▶

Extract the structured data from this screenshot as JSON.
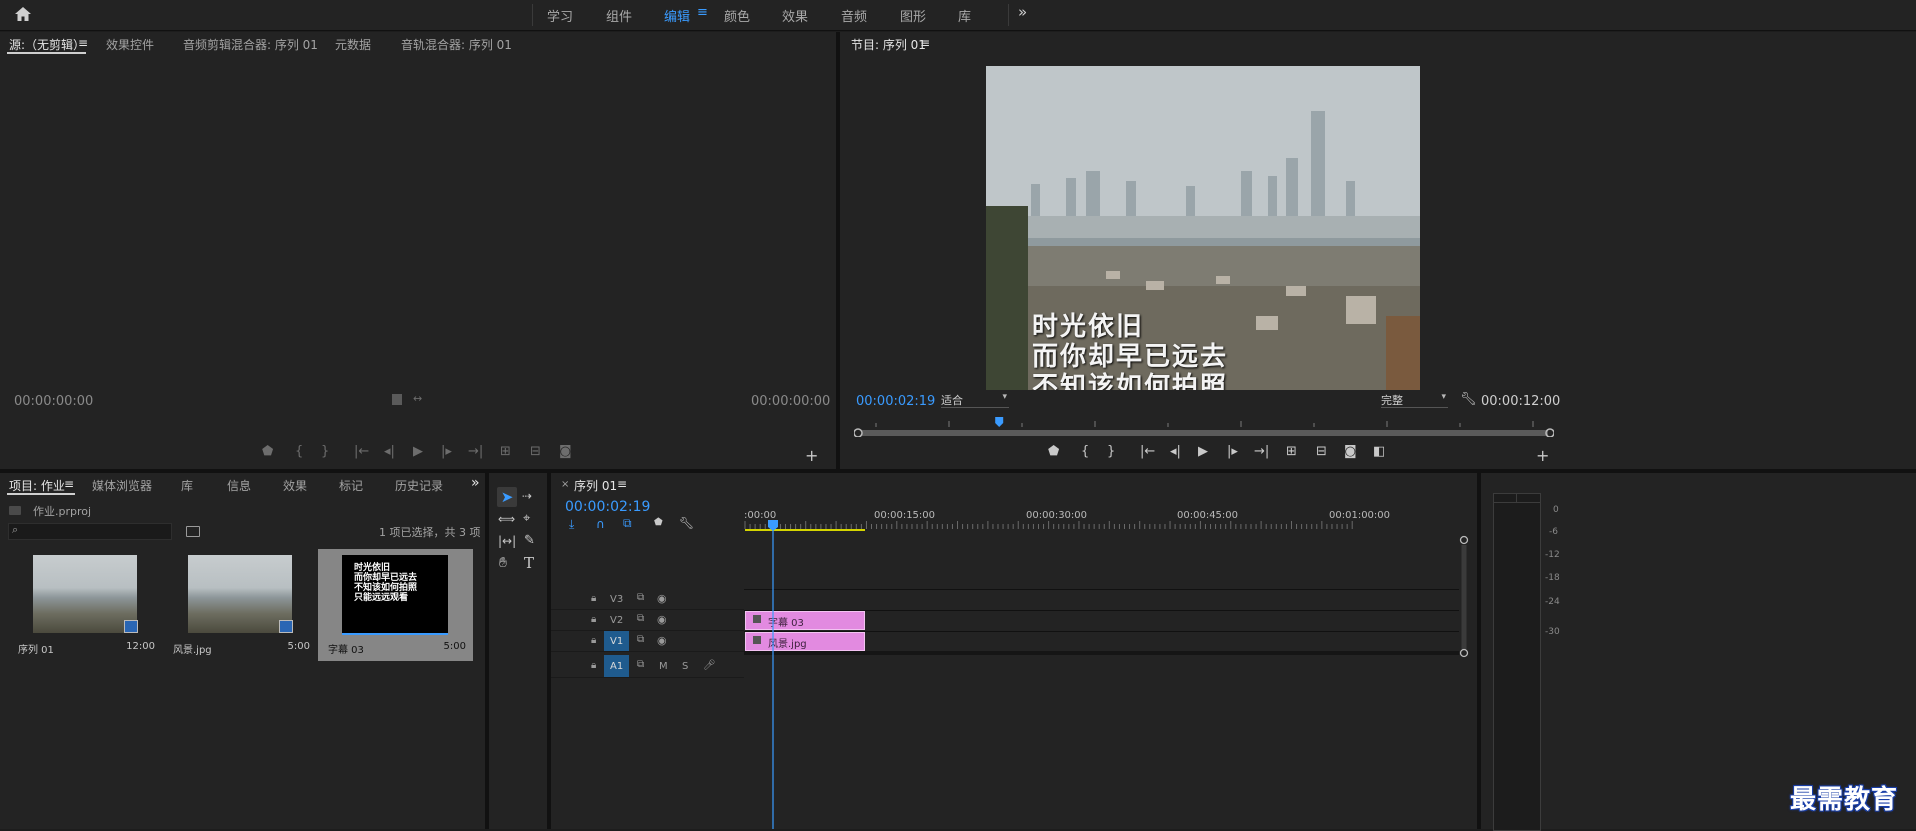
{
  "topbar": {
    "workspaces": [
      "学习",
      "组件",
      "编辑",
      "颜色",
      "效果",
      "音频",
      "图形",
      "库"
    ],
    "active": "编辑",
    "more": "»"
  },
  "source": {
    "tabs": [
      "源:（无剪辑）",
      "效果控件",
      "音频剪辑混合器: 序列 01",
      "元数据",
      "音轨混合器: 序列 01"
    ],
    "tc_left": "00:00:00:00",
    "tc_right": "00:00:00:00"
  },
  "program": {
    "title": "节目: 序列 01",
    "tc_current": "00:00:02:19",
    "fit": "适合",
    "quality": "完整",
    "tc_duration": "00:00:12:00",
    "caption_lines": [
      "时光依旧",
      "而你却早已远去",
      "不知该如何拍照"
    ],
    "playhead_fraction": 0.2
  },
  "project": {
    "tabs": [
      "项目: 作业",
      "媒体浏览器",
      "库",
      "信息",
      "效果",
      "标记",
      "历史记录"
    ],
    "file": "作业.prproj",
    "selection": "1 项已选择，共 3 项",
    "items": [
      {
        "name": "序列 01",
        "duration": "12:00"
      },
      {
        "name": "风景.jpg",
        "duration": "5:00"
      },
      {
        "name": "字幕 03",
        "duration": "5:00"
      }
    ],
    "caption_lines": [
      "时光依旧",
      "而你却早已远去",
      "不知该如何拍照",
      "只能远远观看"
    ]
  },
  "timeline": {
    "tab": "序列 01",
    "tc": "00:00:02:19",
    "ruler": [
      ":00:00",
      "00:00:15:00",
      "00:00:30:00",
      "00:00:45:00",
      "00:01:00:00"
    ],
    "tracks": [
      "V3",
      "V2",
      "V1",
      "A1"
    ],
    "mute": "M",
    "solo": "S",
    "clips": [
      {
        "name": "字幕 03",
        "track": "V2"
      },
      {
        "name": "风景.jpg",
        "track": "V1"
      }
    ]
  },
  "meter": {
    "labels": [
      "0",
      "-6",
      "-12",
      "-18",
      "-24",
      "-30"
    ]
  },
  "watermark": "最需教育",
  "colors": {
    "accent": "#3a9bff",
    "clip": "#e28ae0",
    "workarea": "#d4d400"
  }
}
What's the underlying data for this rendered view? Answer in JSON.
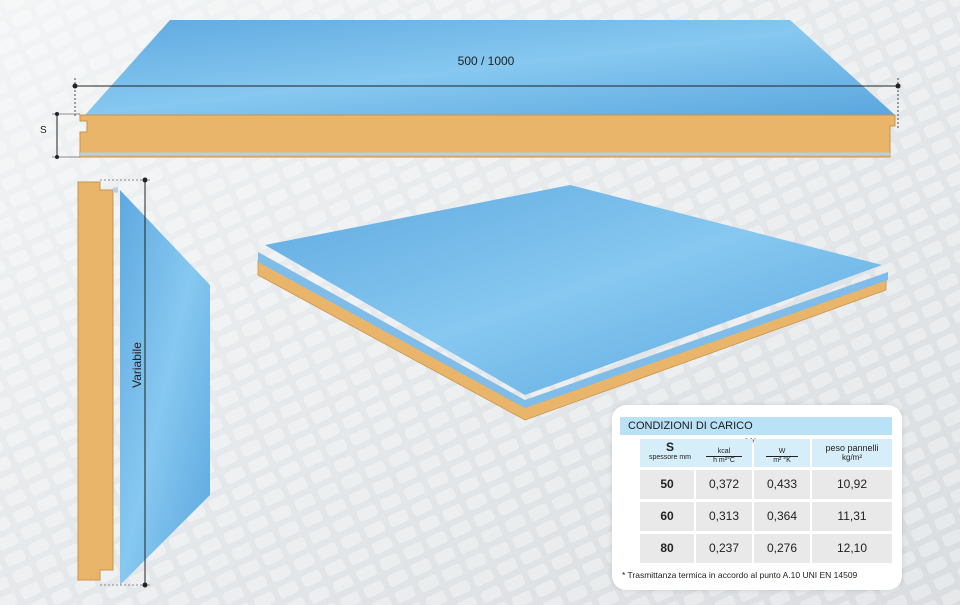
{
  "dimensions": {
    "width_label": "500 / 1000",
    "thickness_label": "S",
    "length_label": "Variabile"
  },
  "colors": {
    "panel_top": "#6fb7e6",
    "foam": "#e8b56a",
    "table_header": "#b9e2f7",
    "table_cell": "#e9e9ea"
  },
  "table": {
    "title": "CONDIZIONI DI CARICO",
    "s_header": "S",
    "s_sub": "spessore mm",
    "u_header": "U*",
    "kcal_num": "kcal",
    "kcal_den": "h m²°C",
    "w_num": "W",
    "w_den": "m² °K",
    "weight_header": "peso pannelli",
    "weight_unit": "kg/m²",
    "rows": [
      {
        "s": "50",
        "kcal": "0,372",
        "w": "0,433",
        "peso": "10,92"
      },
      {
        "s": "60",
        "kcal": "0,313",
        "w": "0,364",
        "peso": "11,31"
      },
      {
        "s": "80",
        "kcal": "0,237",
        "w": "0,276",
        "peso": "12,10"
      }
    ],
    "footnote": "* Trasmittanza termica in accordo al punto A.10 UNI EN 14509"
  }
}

◀

Your task is to repeat the material above exactly, without its pictures.

> REPLY:
Extract the structured data from this screenshot as JSON.
{
  "topbar": {
    "workspaces": [
      "学习",
      "组件",
      "编辑",
      "颜色",
      "效果",
      "音频",
      "图形",
      "库"
    ],
    "active": "编辑",
    "more": "»"
  },
  "source": {
    "tabs": [
      "源:（无剪辑）",
      "效果控件",
      "音频剪辑混合器: 序列 01",
      "元数据",
      "音轨混合器: 序列 01"
    ],
    "tc_left": "00:00:00:00",
    "tc_right": "00:00:00:00"
  },
  "program": {
    "title": "节目: 序列 01",
    "tc_current": "00:00:02:19",
    "fit": "适合",
    "quality": "完整",
    "tc_duration": "00:00:12:00",
    "caption_lines": [
      "时光依旧",
      "而你却早已远去",
      "不知该如何拍照"
    ],
    "playhead_fraction": 0.2
  },
  "project": {
    "tabs": [
      "项目: 作业",
      "媒体浏览器",
      "库",
      "信息",
      "效果",
      "标记",
      "历史记录"
    ],
    "file": "作业.prproj",
    "selection": "1 项已选择，共 3 项",
    "items": [
      {
        "name": "序列 01",
        "duration": "12:00"
      },
      {
        "name": "风景.jpg",
        "duration": "5:00"
      },
      {
        "name": "字幕 03",
        "duration": "5:00"
      }
    ],
    "caption_lines": [
      "时光依旧",
      "而你却早已远去",
      "不知该如何拍照",
      "只能远远观看"
    ]
  },
  "timeline": {
    "tab": "序列 01",
    "tc": "00:00:02:19",
    "ruler": [
      ":00:00",
      "00:00:15:00",
      "00:00:30:00",
      "00:00:45:00",
      "00:01:00:00"
    ],
    "tracks": [
      "V3",
      "V2",
      "V1",
      "A1"
    ],
    "mute": "M",
    "solo": "S",
    "clips": [
      {
        "name": "字幕 03",
        "track": "V2"
      },
      {
        "name": "风景.jpg",
        "track": "V1"
      }
    ]
  },
  "meter": {
    "labels": [
      "0",
      "-6",
      "-12",
      "-18",
      "-24",
      "-30"
    ]
  },
  "watermark": "最需教育",
  "colors": {
    "accent": "#3a9bff",
    "clip": "#e28ae0",
    "workarea": "#d4d400"
  }
}
What's the underlying data for this rendered view? Answer in JSON.
{
  "dimensions": {
    "width_label": "500 / 1000",
    "thickness_label": "S",
    "length_label": "Variabile"
  },
  "colors": {
    "panel_top": "#6fb7e6",
    "foam": "#e8b56a",
    "table_header": "#b9e2f7",
    "table_cell": "#e9e9ea"
  },
  "table": {
    "title": "CONDIZIONI DI CARICO",
    "s_header": "S",
    "s_sub": "spessore mm",
    "u_header": "U*",
    "kcal_num": "kcal",
    "kcal_den": "h m²°C",
    "w_num": "W",
    "w_den": "m² °K",
    "weight_header": "peso pannelli",
    "weight_unit": "kg/m²",
    "rows": [
      {
        "s": "50",
        "kcal": "0,372",
        "w": "0,433",
        "peso": "10,92"
      },
      {
        "s": "60",
        "kcal": "0,313",
        "w": "0,364",
        "peso": "11,31"
      },
      {
        "s": "80",
        "kcal": "0,237",
        "w": "0,276",
        "peso": "12,10"
      }
    ],
    "footnote": "* Trasmittanza termica in accordo al punto A.10 UNI EN 14509"
  }
}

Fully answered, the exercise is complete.